**Data for the task**
....

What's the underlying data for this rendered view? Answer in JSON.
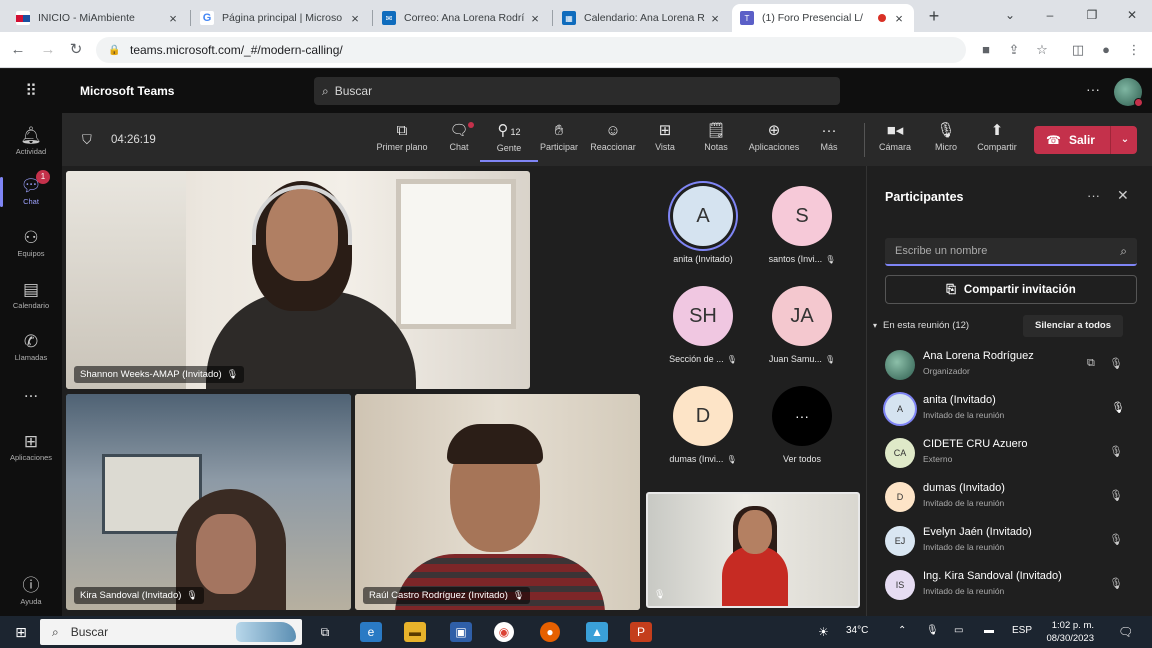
{
  "browser": {
    "tabs": [
      {
        "title": "INICIO - MiAmbiente",
        "favicon": "panama-flag-icon",
        "color": "#1a4fa0"
      },
      {
        "title": "Página principal | Microso",
        "favicon": "google-icon",
        "color": "#4285f4"
      },
      {
        "title": "Correo: Ana Lorena Rodrí",
        "favicon": "outlook-icon",
        "color": "#0f6cbd"
      },
      {
        "title": "Calendario: Ana Lorena R",
        "favicon": "calendar-icon",
        "color": "#0f6cbd"
      },
      {
        "title": "(1) Foro Presencial L/",
        "favicon": "teams-icon",
        "color": "#5b5fc7",
        "active": true
      }
    ],
    "url": "teams.microsoft.com/_#/modern-calling/"
  },
  "teams": {
    "brand": "Microsoft Teams",
    "search_placeholder": "Buscar"
  },
  "rail": [
    {
      "label": "Actividad",
      "icon": "bell-icon"
    },
    {
      "label": "Chat",
      "icon": "chat-icon",
      "badge": "1",
      "active": true
    },
    {
      "label": "Equipos",
      "icon": "teams-group-icon"
    },
    {
      "label": "Calendario",
      "icon": "calendar-icon"
    },
    {
      "label": "Llamadas",
      "icon": "phone-icon"
    },
    {
      "label": "...",
      "icon": "more-icon"
    },
    {
      "label": "Aplicaciones",
      "icon": "apps-icon"
    },
    {
      "label": "Ayuda",
      "icon": "help-icon"
    }
  ],
  "meeting": {
    "timer": "04:26:19",
    "toolbar": [
      {
        "label": "Primer plano",
        "icon": "spotlight-icon"
      },
      {
        "label": "Chat",
        "icon": "chat-icon"
      },
      {
        "label": "Gente",
        "icon": "people-icon",
        "count": "12",
        "selected": true
      },
      {
        "label": "Participar",
        "icon": "raise-hand-icon"
      },
      {
        "label": "Reaccionar",
        "icon": "emoji-icon"
      },
      {
        "label": "Vista",
        "icon": "view-icon"
      },
      {
        "label": "Notas",
        "icon": "notes-icon"
      },
      {
        "label": "Aplicaciones",
        "icon": "apps-add-icon"
      },
      {
        "label": "Más",
        "icon": "more-icon"
      },
      {
        "label": "Cámara",
        "icon": "camera-icon"
      },
      {
        "label": "Micro",
        "icon": "mic-off-icon"
      },
      {
        "label": "Compartir",
        "icon": "share-icon"
      }
    ],
    "leave_label": "Salir",
    "videos": [
      {
        "name": "Shannon Weeks-AMAP (Invitado)"
      },
      {
        "name": "Kira Sandoval (Invitado)"
      },
      {
        "name": "Raúl Castro Rodríguez (Invitado)"
      }
    ],
    "tiles": [
      {
        "initials": "A",
        "name": "anita (Invitado)",
        "color": "#d5e3f0",
        "selected": true
      },
      {
        "initials": "S",
        "name": "santos (Invi...",
        "color": "#f6c9d8",
        "muted": true
      },
      {
        "initials": "SH",
        "name": "Sección de ...",
        "color": "#f0c7e1",
        "muted": true
      },
      {
        "initials": "JA",
        "name": "Juan Samu...",
        "color": "#f4c8cf",
        "muted": true
      },
      {
        "initials": "D",
        "name": "dumas (Invi...",
        "color": "#fde4c7",
        "muted": true
      },
      {
        "initials": "···",
        "name": "Ver todos",
        "color": "#000000"
      }
    ]
  },
  "panel": {
    "title": "Participantes",
    "search_placeholder": "Escribe un nombre",
    "invite_label": "Compartir invitación",
    "section": "En esta reunión (12)",
    "mute_all": "Silenciar a todos",
    "participants": [
      {
        "initials": "",
        "name": "Ana Lorena Rodríguez",
        "role": "Organizador",
        "color": "#5a8f7e"
      },
      {
        "initials": "A",
        "name": "anita (Invitado)",
        "role": "Invitado de la reunión",
        "color": "#d5e3f0"
      },
      {
        "initials": "CA",
        "name": "CIDETE CRU Azuero",
        "role": "Externo",
        "color": "#dfe9c8"
      },
      {
        "initials": "D",
        "name": "dumas (Invitado)",
        "role": "Invitado de la reunión",
        "color": "#fde4c7"
      },
      {
        "initials": "EJ",
        "name": "Evelyn Jaén (Invitado)",
        "role": "Invitado de la reunión",
        "color": "#d9e6f2"
      },
      {
        "initials": "IS",
        "name": "Ing. Kira Sandoval (Invitado)",
        "role": "Invitado de la reunión",
        "color": "#e6dcf2"
      }
    ]
  },
  "taskbar": {
    "search": "Buscar",
    "weather": "34°C",
    "lang": "ESP",
    "time": "1:02 p. m.",
    "date": "08/30/2023"
  }
}
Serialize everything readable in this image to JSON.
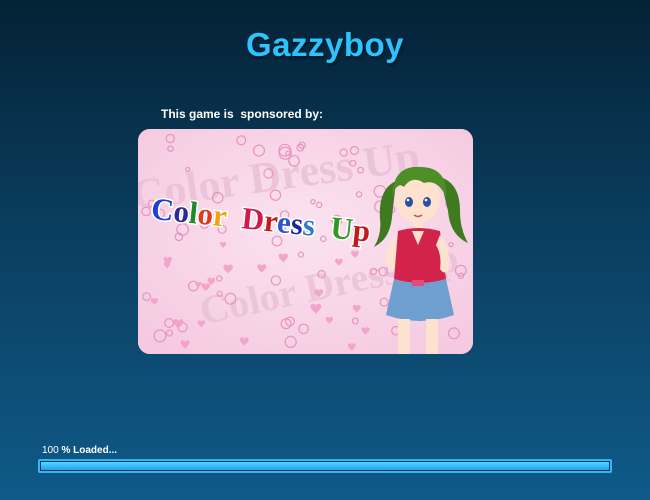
{
  "header": {
    "title": "Gazzyboy"
  },
  "sponsor": {
    "label": "This game is  sponsored by:",
    "banner_title": "Color Dress Up",
    "banner_bg_text": "Color Dress Up"
  },
  "loader": {
    "percent_value": "100",
    "percent_unit": "% Loaded...",
    "progress": 1.0
  },
  "colors": {
    "title": "#2cc3ff",
    "bar_border": "#2bb8ff",
    "bar_fill": "#1aa6ea",
    "banner_bg": "#f8d4e8"
  }
}
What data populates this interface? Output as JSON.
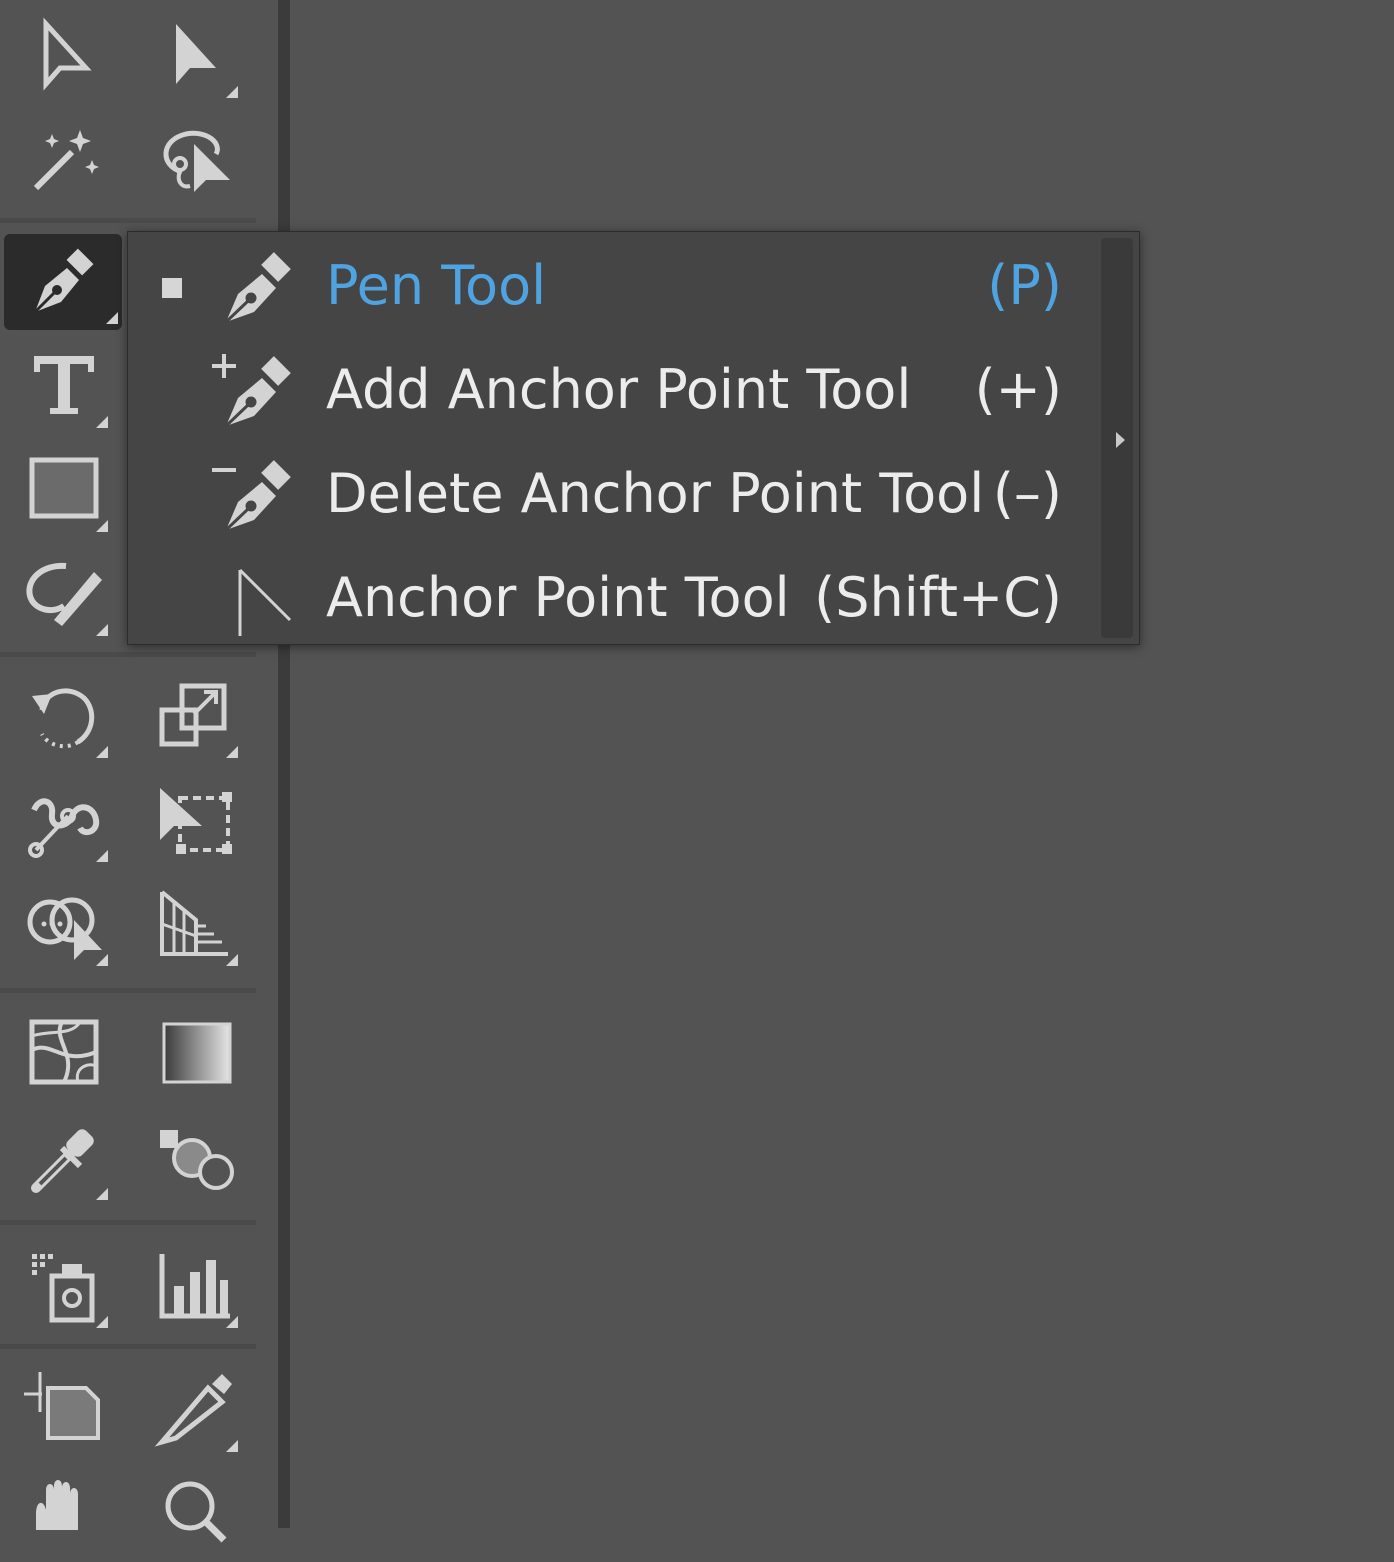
{
  "toolbar": {
    "tools": [
      {
        "name": "selection-tool",
        "icon": "selection-arrow-icon"
      },
      {
        "name": "direct-selection-tool",
        "icon": "direct-selection-arrow-icon"
      },
      {
        "name": "magic-wand-tool",
        "icon": "magic-wand-icon"
      },
      {
        "name": "lasso-tool",
        "icon": "lasso-icon"
      },
      {
        "name": "pen-tool",
        "icon": "pen-icon",
        "active": true
      },
      {
        "name": "type-tool",
        "icon": "type-icon"
      },
      {
        "name": "rectangle-tool",
        "icon": "rectangle-icon"
      },
      {
        "name": "shaper-tool",
        "icon": "shaper-icon"
      },
      {
        "name": "rotate-tool",
        "icon": "rotate-icon"
      },
      {
        "name": "scale-tool",
        "icon": "scale-icon"
      },
      {
        "name": "puppet-warp-tool",
        "icon": "puppet-warp-icon"
      },
      {
        "name": "free-transform-tool",
        "icon": "free-transform-icon"
      },
      {
        "name": "shape-builder-tool",
        "icon": "shape-builder-icon"
      },
      {
        "name": "perspective-grid-tool",
        "icon": "perspective-grid-icon"
      },
      {
        "name": "mesh-tool",
        "icon": "mesh-icon"
      },
      {
        "name": "gradient-tool",
        "icon": "gradient-icon"
      },
      {
        "name": "eyedropper-tool",
        "icon": "eyedropper-icon"
      },
      {
        "name": "blend-tool",
        "icon": "blend-icon"
      },
      {
        "name": "symbol-sprayer-tool",
        "icon": "symbol-sprayer-icon"
      },
      {
        "name": "column-graph-tool",
        "icon": "column-graph-icon"
      },
      {
        "name": "artboard-tool",
        "icon": "artboard-icon"
      },
      {
        "name": "slice-tool",
        "icon": "slice-icon"
      },
      {
        "name": "hand-tool",
        "icon": "hand-icon"
      },
      {
        "name": "zoom-tool",
        "icon": "zoom-icon"
      }
    ]
  },
  "flyout": {
    "items": [
      {
        "label": "Pen Tool",
        "shortcut": "(P)",
        "icon": "pen-icon",
        "selected": true
      },
      {
        "label": "Add Anchor Point Tool",
        "shortcut": "(+)",
        "icon": "add-anchor-point-icon"
      },
      {
        "label": "Delete Anchor Point Tool",
        "shortcut": "(–)",
        "icon": "delete-anchor-point-icon"
      },
      {
        "label": "Anchor Point Tool",
        "shortcut": "(Shift+C)",
        "icon": "anchor-point-icon"
      }
    ],
    "tearoff_icon": "tearoff-arrow-icon"
  },
  "colors": {
    "background": "#535353",
    "toolbar_edge": "#3b3b3b",
    "flyout_bg": "#454545",
    "selected_text": "#4fa3e0",
    "text": "#ececec",
    "icon": "#d3d3d3"
  }
}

....

**Work to complete**
From the records above, how many lines include the word "dumas"? Only the number is wanted.

**Task response**
2